___ INPUT FOR THIS TASK ___

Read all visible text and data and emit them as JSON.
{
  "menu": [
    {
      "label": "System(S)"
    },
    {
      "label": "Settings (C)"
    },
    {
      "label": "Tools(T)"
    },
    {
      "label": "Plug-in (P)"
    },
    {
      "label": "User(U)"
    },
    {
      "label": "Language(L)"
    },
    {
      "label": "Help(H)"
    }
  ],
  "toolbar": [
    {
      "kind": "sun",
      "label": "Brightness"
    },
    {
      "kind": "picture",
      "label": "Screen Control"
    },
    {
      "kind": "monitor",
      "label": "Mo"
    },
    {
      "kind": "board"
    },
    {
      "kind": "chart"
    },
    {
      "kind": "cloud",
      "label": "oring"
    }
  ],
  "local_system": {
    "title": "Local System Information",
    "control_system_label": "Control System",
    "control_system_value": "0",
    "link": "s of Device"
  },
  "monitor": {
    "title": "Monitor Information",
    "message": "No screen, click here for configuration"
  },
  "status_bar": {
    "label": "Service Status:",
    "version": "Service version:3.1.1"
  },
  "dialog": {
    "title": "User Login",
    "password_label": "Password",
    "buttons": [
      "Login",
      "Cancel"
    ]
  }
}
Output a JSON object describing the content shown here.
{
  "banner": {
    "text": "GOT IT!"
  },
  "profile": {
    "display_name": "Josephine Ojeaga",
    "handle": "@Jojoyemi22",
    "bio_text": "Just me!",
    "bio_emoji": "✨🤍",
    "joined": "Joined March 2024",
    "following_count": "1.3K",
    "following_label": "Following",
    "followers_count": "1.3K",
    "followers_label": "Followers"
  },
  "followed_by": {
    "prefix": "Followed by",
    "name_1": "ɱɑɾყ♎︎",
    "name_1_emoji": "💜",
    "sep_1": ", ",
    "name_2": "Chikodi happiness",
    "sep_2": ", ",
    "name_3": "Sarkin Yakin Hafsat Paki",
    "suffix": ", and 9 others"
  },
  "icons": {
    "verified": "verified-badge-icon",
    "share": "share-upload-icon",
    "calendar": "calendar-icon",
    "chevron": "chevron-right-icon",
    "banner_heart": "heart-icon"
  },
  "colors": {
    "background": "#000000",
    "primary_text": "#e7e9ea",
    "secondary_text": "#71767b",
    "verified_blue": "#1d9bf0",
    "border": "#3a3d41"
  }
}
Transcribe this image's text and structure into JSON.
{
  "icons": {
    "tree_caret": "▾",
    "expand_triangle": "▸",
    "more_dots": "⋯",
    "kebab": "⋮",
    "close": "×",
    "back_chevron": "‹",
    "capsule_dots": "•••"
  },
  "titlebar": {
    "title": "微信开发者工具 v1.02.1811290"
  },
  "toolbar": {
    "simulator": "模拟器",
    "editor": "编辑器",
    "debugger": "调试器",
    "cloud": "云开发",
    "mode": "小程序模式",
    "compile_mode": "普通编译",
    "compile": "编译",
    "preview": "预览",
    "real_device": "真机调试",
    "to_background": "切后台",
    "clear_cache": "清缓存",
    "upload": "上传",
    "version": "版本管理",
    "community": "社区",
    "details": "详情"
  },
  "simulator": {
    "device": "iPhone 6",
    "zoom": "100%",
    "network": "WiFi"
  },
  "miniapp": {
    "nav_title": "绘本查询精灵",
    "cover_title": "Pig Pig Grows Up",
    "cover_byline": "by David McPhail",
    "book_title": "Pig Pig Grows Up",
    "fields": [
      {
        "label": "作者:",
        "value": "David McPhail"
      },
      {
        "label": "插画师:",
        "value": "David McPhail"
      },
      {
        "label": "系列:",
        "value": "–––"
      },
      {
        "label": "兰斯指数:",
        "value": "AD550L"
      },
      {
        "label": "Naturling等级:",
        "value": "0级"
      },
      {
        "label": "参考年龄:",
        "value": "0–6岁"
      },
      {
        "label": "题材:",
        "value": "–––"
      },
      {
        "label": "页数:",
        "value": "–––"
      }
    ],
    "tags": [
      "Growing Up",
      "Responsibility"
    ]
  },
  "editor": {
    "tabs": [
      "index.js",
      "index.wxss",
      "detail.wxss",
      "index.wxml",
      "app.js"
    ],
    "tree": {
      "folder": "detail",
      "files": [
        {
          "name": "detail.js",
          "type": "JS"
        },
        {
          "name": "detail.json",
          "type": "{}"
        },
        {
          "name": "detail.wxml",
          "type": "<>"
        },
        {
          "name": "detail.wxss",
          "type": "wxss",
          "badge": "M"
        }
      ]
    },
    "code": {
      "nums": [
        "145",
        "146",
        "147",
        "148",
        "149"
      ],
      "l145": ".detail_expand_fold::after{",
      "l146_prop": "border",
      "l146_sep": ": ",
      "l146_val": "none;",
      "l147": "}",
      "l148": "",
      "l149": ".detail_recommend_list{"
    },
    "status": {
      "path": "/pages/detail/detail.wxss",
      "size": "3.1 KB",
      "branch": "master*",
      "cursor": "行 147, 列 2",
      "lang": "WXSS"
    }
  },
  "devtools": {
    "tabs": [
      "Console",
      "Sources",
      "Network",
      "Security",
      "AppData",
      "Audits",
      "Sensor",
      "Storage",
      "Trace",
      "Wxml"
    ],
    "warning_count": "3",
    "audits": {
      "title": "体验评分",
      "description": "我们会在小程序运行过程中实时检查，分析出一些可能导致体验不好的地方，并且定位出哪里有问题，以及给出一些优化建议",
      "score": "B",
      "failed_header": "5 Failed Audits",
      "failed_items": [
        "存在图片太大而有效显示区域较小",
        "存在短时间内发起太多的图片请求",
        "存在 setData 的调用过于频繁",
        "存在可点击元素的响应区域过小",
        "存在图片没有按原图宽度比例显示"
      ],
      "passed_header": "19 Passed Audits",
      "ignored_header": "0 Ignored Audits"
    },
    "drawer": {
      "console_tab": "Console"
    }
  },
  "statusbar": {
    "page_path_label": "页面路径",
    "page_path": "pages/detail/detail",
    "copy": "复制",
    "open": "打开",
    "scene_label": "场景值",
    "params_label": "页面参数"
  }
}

___

STATED TASK:
Transcribe the data. Leave every line exactly as it is.

SOLUTION TO THIS TASK:
Read all visible text and data and emit them as JSON.
{
  "menu": [
    {
      "label": "System(S)"
    },
    {
      "label": "Settings (C)"
    },
    {
      "label": "Tools(T)"
    },
    {
      "label": "Plug-in (P)"
    },
    {
      "label": "User(U)"
    },
    {
      "label": "Language(L)"
    },
    {
      "label": "Help(H)"
    }
  ],
  "toolbar": [
    {
      "kind": "sun",
      "label": "Brightness"
    },
    {
      "kind": "picture",
      "label": "Screen Control"
    },
    {
      "kind": "monitor",
      "label": "Mo"
    },
    {
      "kind": "board"
    },
    {
      "kind": "chart"
    },
    {
      "kind": "cloud",
      "label": "oring"
    }
  ],
  "local_system": {
    "title": "Local System Information",
    "control_system_label": "Control System",
    "control_system_value": "0",
    "link": "s of Device"
  },
  "monitor": {
    "title": "Monitor Information",
    "message": "No screen, click here for configuration"
  },
  "status_bar": {
    "label": "Service Status:",
    "version": "Service version:3.1.1"
  },
  "dialog": {
    "title": "User Login",
    "password_label": "Password",
    "buttons": [
      "Login",
      "Cancel"
    ]
  }
}
Output a JSON object describing the content shown here.
{
  "banner": {
    "text": "GOT IT!"
  },
  "profile": {
    "display_name": "Josephine Ojeaga",
    "handle": "@Jojoyemi22",
    "bio_text": "Just me!",
    "bio_emoji": "✨🤍",
    "joined": "Joined March 2024",
    "following_count": "1.3K",
    "following_label": "Following",
    "followers_count": "1.3K",
    "followers_label": "Followers"
  },
  "followed_by": {
    "prefix": "Followed by",
    "name_1": "ɱɑɾყ♎︎",
    "name_1_emoji": "💜",
    "sep_1": ", ",
    "name_2": "Chikodi happiness",
    "sep_2": ", ",
    "name_3": "Sarkin Yakin Hafsat Paki",
    "suffix": ", and 9 others"
  },
  "icons": {
    "verified": "verified-badge-icon",
    "share": "share-upload-icon",
    "calendar": "calendar-icon",
    "chevron": "chevron-right-icon",
    "banner_heart": "heart-icon"
  },
  "colors": {
    "background": "#000000",
    "primary_text": "#e7e9ea",
    "secondary_text": "#71767b",
    "verified_blue": "#1d9bf0",
    "border": "#3a3d41"
  }
}
Transcribe this image's text and structure into JSON.
{
  "icons": {
    "tree_caret": "▾",
    "expand_triangle": "▸",
    "more_dots": "⋯",
    "kebab": "⋮",
    "close": "×",
    "back_chevron": "‹",
    "capsule_dots": "•••"
  },
  "titlebar": {
    "title": "微信开发者工具 v1.02.1811290"
  },
  "toolbar": {
    "simulator": "模拟器",
    "editor": "编辑器",
    "debugger": "调试器",
    "cloud": "云开发",
    "mode": "小程序模式",
    "compile_mode": "普通编译",
    "compile": "编译",
    "preview": "预览",
    "real_device": "真机调试",
    "to_background": "切后台",
    "clear_cache": "清缓存",
    "upload": "上传",
    "version": "版本管理",
    "community": "社区",
    "details": "详情"
  },
  "simulator": {
    "device": "iPhone 6",
    "zoom": "100%",
    "network": "WiFi"
  },
  "miniapp": {
    "nav_title": "绘本查询精灵",
    "cover_title": "Pig Pig Grows Up",
    "cover_byline": "by David McPhail",
    "book_title": "Pig Pig Grows Up",
    "fields": [
      {
        "label": "作者:",
        "value": "David McPhail"
      },
      {
        "label": "插画师:",
        "value": "David McPhail"
      },
      {
        "label": "系列:",
        "value": "–––"
      },
      {
        "label": "兰斯指数:",
        "value": "AD550L"
      },
      {
        "label": "Naturling等级:",
        "value": "0级"
      },
      {
        "label": "参考年龄:",
        "value": "0–6岁"
      },
      {
        "label": "题材:",
        "value": "–––"
      },
      {
        "label": "页数:",
        "value": "–––"
      }
    ],
    "tags": [
      "Growing Up",
      "Responsibility"
    ]
  },
  "editor": {
    "tabs": [
      "index.js",
      "index.wxss",
      "detail.wxss",
      "index.wxml",
      "app.js"
    ],
    "tree": {
      "folder": "detail",
      "files": [
        {
          "name": "detail.js",
          "type": "JS"
        },
        {
          "name": "detail.json",
          "type": "{}"
        },
        {
          "name": "detail.wxml",
          "type": "<>"
        },
        {
          "name": "detail.wxss",
          "type": "wxss",
          "badge": "M"
        }
      ]
    },
    "code": {
      "nums": [
        "145",
        "146",
        "147",
        "148",
        "149"
      ],
      "l145": ".detail_expand_fold::after{",
      "l146_prop": "border",
      "l146_sep": ": ",
      "l146_val": "none;",
      "l147": "}",
      "l148": "",
      "l149": ".detail_recommend_list{"
    },
    "status": {
      "path": "/pages/detail/detail.wxss",
      "size": "3.1 KB",
      "branch": "master*",
      "cursor": "行 147, 列 2",
      "lang": "WXSS"
    }
  },
  "devtools": {
    "tabs": [
      "Console",
      "Sources",
      "Network",
      "Security",
      "AppData",
      "Audits",
      "Sensor",
      "Storage",
      "Trace",
      "Wxml"
    ],
    "warning_count": "3",
    "audits": {
      "title": "体验评分",
      "description": "我们会在小程序运行过程中实时检查，分析出一些可能导致体验不好的地方，并且定位出哪里有问题，以及给出一些优化建议",
      "score": "B",
      "failed_header": "5 Failed Audits",
      "failed_items": [
        "存在图片太大而有效显示区域较小",
        "存在短时间内发起太多的图片请求",
        "存在 setData 的调用过于频繁",
        "存在可点击元素的响应区域过小",
        "存在图片没有按原图宽度比例显示"
      ],
      "passed_header": "19 Passed Audits",
      "ignored_header": "0 Ignored Audits"
    },
    "drawer": {
      "console_tab": "Console"
    }
  },
  "statusbar": {
    "page_path_label": "页面路径",
    "page_path": "pages/detail/detail",
    "copy": "复制",
    "open": "打开",
    "scene_label": "场景值",
    "params_label": "页面参数"
  }
}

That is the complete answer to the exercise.